Dataset rows:
........

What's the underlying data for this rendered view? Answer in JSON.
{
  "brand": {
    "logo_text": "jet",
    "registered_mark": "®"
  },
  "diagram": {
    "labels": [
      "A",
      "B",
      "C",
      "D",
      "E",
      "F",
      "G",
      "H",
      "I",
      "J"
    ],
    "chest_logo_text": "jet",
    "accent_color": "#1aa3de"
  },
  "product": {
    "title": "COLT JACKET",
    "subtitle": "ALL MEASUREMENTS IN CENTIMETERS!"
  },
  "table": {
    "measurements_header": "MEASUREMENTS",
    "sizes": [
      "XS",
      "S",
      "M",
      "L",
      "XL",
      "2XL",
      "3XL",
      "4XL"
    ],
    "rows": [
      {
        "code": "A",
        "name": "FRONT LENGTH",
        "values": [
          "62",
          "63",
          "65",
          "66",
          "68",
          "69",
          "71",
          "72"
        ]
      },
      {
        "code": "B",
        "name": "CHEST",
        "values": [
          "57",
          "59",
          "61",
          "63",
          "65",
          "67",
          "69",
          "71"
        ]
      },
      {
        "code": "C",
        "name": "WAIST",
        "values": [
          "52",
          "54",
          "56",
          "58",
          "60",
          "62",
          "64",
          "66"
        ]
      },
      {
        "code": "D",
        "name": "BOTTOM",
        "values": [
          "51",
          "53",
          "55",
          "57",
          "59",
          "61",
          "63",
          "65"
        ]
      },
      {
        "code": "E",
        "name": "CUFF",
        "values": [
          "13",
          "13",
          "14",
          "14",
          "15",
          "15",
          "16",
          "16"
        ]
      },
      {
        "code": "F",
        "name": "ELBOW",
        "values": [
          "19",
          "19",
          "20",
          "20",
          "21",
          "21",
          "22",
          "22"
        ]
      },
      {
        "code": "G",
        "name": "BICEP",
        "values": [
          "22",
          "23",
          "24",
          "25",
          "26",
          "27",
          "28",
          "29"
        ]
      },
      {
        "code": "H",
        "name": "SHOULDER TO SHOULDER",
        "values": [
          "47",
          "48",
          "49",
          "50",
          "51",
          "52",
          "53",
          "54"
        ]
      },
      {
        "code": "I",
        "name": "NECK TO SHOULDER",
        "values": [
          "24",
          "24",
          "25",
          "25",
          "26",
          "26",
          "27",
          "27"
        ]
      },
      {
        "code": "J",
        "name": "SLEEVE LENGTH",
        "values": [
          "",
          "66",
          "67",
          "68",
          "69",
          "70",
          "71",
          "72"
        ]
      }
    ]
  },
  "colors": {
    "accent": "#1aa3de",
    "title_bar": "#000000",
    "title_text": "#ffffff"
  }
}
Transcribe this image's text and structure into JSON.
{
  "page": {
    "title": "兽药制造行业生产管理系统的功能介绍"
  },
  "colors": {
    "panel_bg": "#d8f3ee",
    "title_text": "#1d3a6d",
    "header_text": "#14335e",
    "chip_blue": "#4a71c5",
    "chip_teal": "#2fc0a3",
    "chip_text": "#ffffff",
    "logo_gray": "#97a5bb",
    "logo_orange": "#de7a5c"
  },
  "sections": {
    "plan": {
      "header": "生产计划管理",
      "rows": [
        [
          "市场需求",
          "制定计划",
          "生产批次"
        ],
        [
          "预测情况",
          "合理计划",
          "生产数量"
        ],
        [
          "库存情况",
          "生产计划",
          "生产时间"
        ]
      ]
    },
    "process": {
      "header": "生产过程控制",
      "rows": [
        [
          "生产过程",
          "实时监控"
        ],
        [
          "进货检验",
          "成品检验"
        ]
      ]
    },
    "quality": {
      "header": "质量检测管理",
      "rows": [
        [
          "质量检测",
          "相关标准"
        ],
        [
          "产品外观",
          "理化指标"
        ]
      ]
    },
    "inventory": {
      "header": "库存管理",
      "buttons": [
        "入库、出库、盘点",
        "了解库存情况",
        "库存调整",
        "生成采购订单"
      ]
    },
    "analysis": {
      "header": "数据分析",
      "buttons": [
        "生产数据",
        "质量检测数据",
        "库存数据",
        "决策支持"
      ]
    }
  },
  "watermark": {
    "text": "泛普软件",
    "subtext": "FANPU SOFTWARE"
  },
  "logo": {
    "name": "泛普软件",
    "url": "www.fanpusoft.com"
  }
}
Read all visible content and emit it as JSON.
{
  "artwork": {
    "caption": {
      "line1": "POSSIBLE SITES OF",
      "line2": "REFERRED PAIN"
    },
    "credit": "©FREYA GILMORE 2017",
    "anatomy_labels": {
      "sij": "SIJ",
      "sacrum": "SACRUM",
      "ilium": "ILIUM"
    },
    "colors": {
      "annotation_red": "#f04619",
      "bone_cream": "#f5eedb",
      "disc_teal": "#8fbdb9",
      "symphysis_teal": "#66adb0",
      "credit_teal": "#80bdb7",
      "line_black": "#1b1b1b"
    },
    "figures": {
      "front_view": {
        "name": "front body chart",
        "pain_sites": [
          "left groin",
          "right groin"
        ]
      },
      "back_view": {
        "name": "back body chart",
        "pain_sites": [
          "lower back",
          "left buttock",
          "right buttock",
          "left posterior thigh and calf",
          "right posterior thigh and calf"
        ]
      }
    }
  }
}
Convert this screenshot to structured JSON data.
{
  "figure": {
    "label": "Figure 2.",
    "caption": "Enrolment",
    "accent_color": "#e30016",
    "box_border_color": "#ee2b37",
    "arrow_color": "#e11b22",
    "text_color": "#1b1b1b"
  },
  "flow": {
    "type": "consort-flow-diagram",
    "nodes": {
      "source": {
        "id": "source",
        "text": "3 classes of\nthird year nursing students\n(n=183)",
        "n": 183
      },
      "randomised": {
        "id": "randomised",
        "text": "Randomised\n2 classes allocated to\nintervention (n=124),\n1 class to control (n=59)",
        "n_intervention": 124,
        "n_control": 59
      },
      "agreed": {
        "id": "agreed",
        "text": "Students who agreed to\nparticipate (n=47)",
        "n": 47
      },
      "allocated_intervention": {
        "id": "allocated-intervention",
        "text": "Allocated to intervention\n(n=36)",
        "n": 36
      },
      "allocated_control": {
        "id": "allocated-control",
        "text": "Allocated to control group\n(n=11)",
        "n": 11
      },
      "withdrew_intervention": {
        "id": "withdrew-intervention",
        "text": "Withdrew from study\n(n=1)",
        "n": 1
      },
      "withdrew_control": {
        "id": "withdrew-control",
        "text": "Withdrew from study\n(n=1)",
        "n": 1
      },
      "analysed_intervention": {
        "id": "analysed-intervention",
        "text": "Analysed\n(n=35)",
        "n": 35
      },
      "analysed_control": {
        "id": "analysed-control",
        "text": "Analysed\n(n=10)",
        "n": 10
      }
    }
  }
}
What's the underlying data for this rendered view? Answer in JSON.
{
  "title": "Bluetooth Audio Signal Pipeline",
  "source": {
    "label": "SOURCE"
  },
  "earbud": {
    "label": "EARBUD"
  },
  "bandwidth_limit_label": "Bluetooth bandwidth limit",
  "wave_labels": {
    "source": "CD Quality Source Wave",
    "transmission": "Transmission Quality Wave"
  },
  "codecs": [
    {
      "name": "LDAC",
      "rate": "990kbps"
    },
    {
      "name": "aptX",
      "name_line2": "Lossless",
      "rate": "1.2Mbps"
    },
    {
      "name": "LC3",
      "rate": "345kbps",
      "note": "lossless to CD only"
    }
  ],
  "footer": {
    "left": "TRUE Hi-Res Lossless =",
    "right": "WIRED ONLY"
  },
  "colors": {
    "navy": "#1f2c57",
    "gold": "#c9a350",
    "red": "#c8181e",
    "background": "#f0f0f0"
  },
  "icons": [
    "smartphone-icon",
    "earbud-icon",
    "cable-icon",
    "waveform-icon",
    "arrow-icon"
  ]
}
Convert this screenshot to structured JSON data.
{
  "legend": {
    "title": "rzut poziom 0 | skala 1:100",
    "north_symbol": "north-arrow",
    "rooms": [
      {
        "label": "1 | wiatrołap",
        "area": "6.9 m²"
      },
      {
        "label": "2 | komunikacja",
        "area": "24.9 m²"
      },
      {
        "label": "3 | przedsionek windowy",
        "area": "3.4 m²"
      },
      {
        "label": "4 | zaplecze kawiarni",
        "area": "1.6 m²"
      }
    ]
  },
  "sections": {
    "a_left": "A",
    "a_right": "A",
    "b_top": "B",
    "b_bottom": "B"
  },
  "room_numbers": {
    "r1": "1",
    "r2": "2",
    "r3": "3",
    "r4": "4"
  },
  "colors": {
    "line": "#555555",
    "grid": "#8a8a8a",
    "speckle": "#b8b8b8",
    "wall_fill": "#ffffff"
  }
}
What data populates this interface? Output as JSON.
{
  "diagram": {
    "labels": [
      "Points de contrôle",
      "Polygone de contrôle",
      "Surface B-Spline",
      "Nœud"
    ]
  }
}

........

### Stated exercise
Gather each line of the listing that holds the string "agreed".

### Response to the exercise
      "agreed": {
        "id": "agreed",
        "text": "Students who agreed to\nparticipate (n=47)",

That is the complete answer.